§ RAW RECORDS
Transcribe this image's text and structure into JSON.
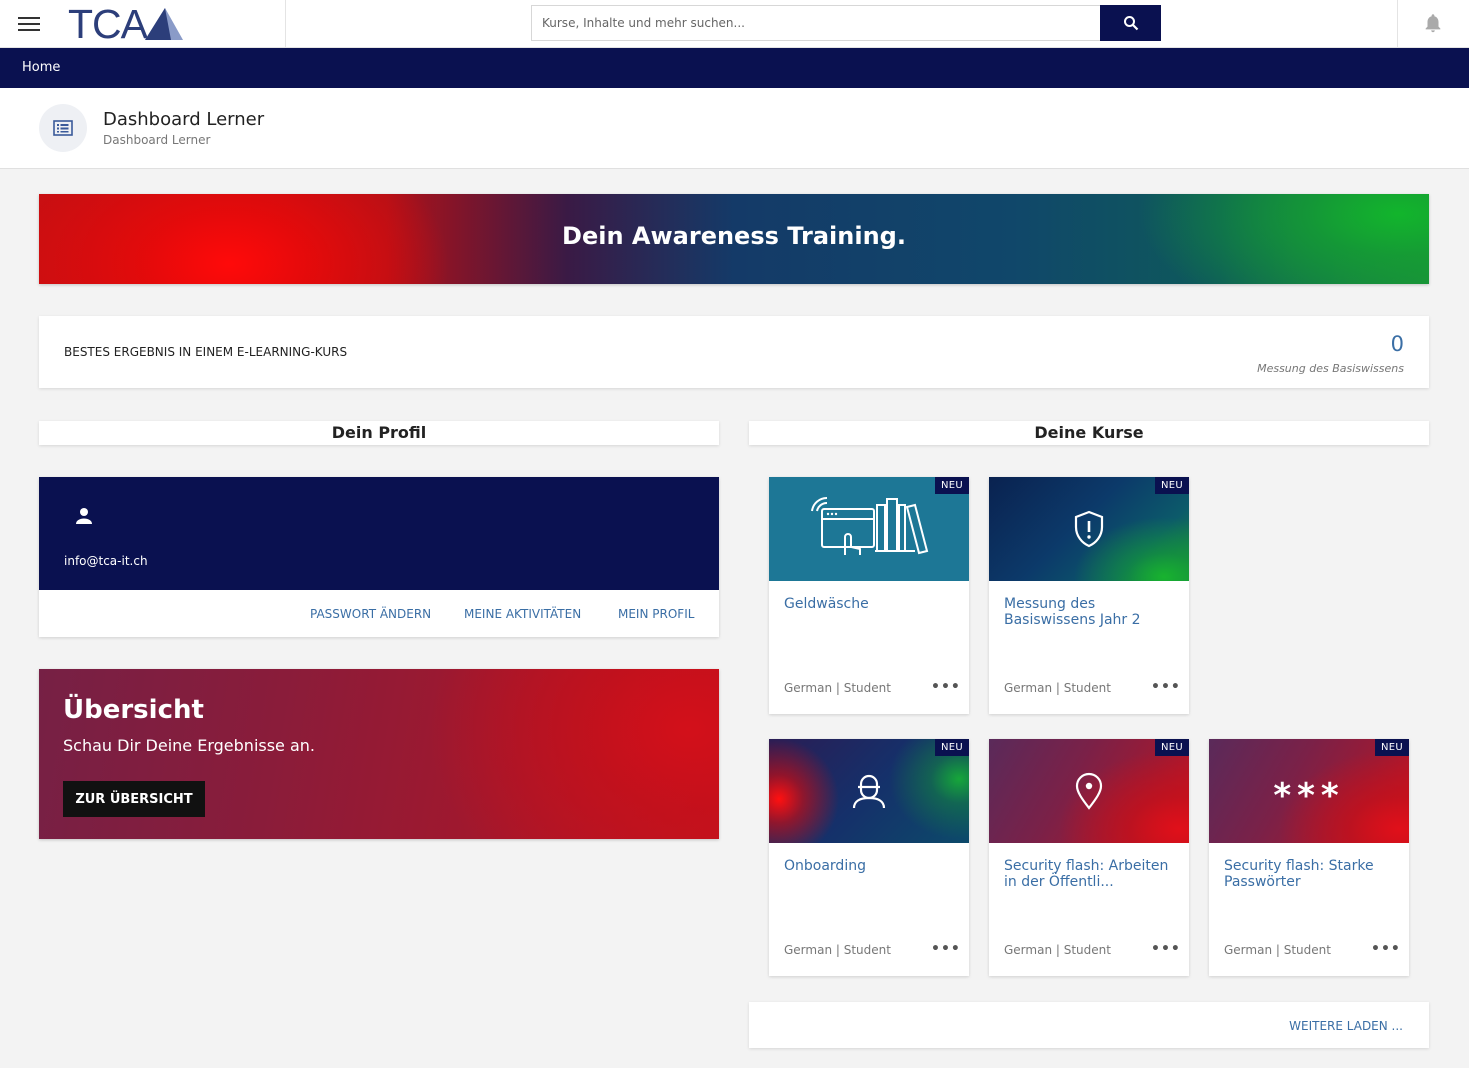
{
  "header": {
    "logo_text": "TCA",
    "search_placeholder": "Kurse, Inhalte und mehr suchen...",
    "icons": [
      "hamburger-icon",
      "search-icon",
      "bell-icon"
    ],
    "accent_color": "#0a1150"
  },
  "nav": {
    "home": "Home"
  },
  "page": {
    "title": "Dashboard Lerner",
    "subtitle": "Dashboard Lerner"
  },
  "banner": {
    "title": "Dein Awareness Training."
  },
  "best_result": {
    "label": "BESTES ERGEBNIS IN EINEM E-LEARNING-KURS",
    "value": "0",
    "sub": "Messung des Basiswissens"
  },
  "profile": {
    "heading": "Dein Profil",
    "email": "info@tca-it.ch",
    "links": {
      "change_password": "PASSWORT ÄNDERN",
      "activities": "MEINE AKTIVITÄTEN",
      "profile": "MEIN PROFIL"
    }
  },
  "overview": {
    "title": "Übersicht",
    "subtitle": "Schau Dir Deine Ergebnisse an.",
    "button": "ZUR ÜBERSICHT"
  },
  "courses": {
    "heading": "Deine Kurse",
    "load_more": "WEITERE LADEN ...",
    "items": [
      {
        "title": "Geldwäsche",
        "badge": "NEU",
        "meta": "German | Student",
        "more": "•••",
        "icon": "online-library-icon"
      },
      {
        "title": "Messung des Basiswissens Jahr 2",
        "badge": "NEU",
        "meta": "German | Student",
        "more": "•••",
        "icon": "shield-exclamation-icon"
      },
      {
        "title": "Onboarding",
        "badge": "NEU",
        "meta": "German | Student",
        "more": "•••",
        "icon": "user-badge-icon"
      },
      {
        "title": "Security flash: Arbeiten in der Öffentli...",
        "badge": "NEU",
        "meta": "German | Student",
        "more": "•••",
        "icon": "location-pin-icon"
      },
      {
        "title": "Security flash: Starke Passwörter",
        "badge": "NEU",
        "meta": "German | Student",
        "more": "•••",
        "icon": "password-asterisks-icon",
        "image_text": "***"
      }
    ]
  }
}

§ PROBLEM TO WORK ON
Which lines above hold the word "Basiswissens"? Copy each of them.

§ FINAL RESULT
    "sub": "Messung des Basiswissens"
        "title": "Messung des Basiswissens Jahr 2",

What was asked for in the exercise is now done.